» **To be done**: Print all of the data exactly.

» **Source data**:
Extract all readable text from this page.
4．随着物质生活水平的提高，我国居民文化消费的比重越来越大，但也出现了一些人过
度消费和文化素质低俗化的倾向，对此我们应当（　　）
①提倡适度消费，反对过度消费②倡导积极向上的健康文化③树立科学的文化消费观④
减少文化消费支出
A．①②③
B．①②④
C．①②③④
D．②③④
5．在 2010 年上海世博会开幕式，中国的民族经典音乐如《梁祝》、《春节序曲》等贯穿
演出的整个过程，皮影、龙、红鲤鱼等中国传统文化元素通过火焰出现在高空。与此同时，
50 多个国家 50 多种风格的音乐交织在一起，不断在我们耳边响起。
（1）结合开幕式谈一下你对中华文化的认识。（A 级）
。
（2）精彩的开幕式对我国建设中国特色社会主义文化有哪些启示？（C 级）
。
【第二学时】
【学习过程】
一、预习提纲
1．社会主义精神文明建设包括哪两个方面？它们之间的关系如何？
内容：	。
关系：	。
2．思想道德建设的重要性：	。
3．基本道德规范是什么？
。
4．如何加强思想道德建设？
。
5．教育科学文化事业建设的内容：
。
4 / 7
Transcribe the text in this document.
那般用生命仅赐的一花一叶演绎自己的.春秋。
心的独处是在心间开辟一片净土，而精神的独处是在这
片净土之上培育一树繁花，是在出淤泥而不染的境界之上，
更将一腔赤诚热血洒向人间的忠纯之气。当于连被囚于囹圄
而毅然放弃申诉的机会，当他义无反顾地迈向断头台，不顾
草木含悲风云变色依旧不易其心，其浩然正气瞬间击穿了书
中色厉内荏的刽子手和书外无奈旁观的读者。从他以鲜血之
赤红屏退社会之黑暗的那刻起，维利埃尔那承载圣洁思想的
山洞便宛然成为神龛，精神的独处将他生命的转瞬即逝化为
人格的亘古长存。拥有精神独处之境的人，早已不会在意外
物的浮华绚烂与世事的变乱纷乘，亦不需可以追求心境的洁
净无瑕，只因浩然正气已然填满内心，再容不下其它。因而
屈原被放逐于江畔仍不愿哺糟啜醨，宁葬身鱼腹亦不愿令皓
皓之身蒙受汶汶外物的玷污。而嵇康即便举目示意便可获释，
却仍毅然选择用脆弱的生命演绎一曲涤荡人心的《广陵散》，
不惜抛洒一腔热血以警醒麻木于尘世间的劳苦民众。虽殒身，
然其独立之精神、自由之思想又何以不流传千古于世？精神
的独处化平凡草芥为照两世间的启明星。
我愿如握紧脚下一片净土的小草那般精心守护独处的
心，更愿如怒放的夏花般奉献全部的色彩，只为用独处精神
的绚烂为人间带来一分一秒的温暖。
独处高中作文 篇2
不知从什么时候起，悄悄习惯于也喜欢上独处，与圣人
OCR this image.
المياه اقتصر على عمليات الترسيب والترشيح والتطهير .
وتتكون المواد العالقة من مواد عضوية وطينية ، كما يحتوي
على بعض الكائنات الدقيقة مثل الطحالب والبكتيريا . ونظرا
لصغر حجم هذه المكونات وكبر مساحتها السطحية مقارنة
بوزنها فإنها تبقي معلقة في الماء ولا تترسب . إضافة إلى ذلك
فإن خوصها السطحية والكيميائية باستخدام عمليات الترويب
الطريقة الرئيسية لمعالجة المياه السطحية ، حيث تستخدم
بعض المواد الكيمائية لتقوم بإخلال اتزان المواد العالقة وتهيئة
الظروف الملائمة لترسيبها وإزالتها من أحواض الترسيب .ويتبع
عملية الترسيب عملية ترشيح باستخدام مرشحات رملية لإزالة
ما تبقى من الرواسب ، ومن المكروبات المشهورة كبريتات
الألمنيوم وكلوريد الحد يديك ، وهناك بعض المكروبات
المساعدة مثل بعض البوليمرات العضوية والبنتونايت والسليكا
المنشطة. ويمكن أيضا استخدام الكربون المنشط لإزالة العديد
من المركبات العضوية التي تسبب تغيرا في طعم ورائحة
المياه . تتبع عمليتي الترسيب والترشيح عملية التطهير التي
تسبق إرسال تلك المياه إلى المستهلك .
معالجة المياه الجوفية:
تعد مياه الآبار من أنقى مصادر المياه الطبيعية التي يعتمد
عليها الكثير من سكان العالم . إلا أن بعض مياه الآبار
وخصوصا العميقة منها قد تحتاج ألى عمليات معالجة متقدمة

» **Expected output**:
Extract all readable text from this page.
4．随着物质生活水平的提高，我国居民文化消费的比重越来越大，但也出现了一些人过
度消费和文化素质低俗化的倾向，对此我们应当（　　）
①提倡适度消费，反对过度消费②倡导积极向上的健康文化③树立科学的文化消费观④
减少文化消费支出
A．①②③
B．①②④
C．①②③④
D．②③④
5．在 2010 年上海世博会开幕式，中国的民族经典音乐如《梁祝》、《春节序曲》等贯穿
演出的整个过程，皮影、龙、红鲤鱼等中国传统文化元素通过火焰出现在高空。与此同时，
50 多个国家 50 多种风格的音乐交织在一起，不断在我们耳边响起。
（1）结合开幕式谈一下你对中华文化的认识。（A 级）
。
（2）精彩的开幕式对我国建设中国特色社会主义文化有哪些启示？（C 级）
。
【第二学时】
【学习过程】
一、预习提纲
1．社会主义精神文明建设包括哪两个方面？它们之间的关系如何？
内容：	。
关系：	。
2．思想道德建设的重要性：	。
3．基本道德规范是什么？
。
4．如何加强思想道德建设？
。
5．教育科学文化事业建设的内容：
。
4 / 7
Transcribe the text in this document.
那般用生命仅赐的一花一叶演绎自己的.春秋。
心的独处是在心间开辟一片净土，而精神的独处是在这
片净土之上培育一树繁花，是在出淤泥而不染的境界之上，
更将一腔赤诚热血洒向人间的忠纯之气。当于连被囚于囹圄
而毅然放弃申诉的机会，当他义无反顾地迈向断头台，不顾
草木含悲风云变色依旧不易其心，其浩然正气瞬间击穿了书
中色厉内荏的刽子手和书外无奈旁观的读者。从他以鲜血之
赤红屏退社会之黑暗的那刻起，维利埃尔那承载圣洁思想的
山洞便宛然成为神龛，精神的独处将他生命的转瞬即逝化为
人格的亘古长存。拥有精神独处之境的人，早已不会在意外
物的浮华绚烂与世事的变乱纷乘，亦不需可以追求心境的洁
净无瑕，只因浩然正气已然填满内心，再容不下其它。因而
屈原被放逐于江畔仍不愿哺糟啜醨，宁葬身鱼腹亦不愿令皓
皓之身蒙受汶汶外物的玷污。而嵇康即便举目示意便可获释，
却仍毅然选择用脆弱的生命演绎一曲涤荡人心的《广陵散》，
不惜抛洒一腔热血以警醒麻木于尘世间的劳苦民众。虽殒身，
然其独立之精神、自由之思想又何以不流传千古于世？精神
的独处化平凡草芥为照两世间的启明星。
我愿如握紧脚下一片净土的小草那般精心守护独处的
心，更愿如怒放的夏花般奉献全部的色彩，只为用独处精神
的绚烂为人间带来一分一秒的温暖。
独处高中作文 篇2
不知从什么时候起，悄悄习惯于也喜欢上独处，与圣人
OCR this image.
المياه اقتصر على عمليات الترسيب والترشيح والتطهير .
وتتكون المواد العالقة من مواد عضوية وطينية ، كما يحتوي
على بعض الكائنات الدقيقة مثل الطحالب والبكتيريا . ونظرا
لصغر حجم هذه المكونات وكبر مساحتها السطحية مقارنة
بوزنها فإنها تبقي معلقة في الماء ولا تترسب . إضافة إلى ذلك
فإن خوصها السطحية والكيميائية باستخدام عمليات الترويب
الطريقة الرئيسية لمعالجة المياه السطحية ، حيث تستخدم
بعض المواد الكيمائية لتقوم بإخلال اتزان المواد العالقة وتهيئة
الظروف الملائمة لترسيبها وإزالتها من أحواض الترسيب .ويتبع
عملية الترسيب عملية ترشيح باستخدام مرشحات رملية لإزالة
ما تبقى من الرواسب ، ومن المكروبات المشهورة كبريتات
الألمنيوم وكلوريد الحد يديك ، وهناك بعض المكروبات
المساعدة مثل بعض البوليمرات العضوية والبنتونايت والسليكا
المنشطة. ويمكن أيضا استخدام الكربون المنشط لإزالة العديد
من المركبات العضوية التي تسبب تغيرا في طعم ورائحة
المياه . تتبع عمليتي الترسيب والترشيح عملية التطهير التي
تسبق إرسال تلك المياه إلى المستهلك .
معالجة المياه الجوفية:
تعد مياه الآبار من أنقى مصادر المياه الطبيعية التي يعتمد
عليها الكثير من سكان العالم . إلا أن بعض مياه الآبار
وخصوصا العميقة منها قد تحتاج ألى عمليات معالجة متقدمة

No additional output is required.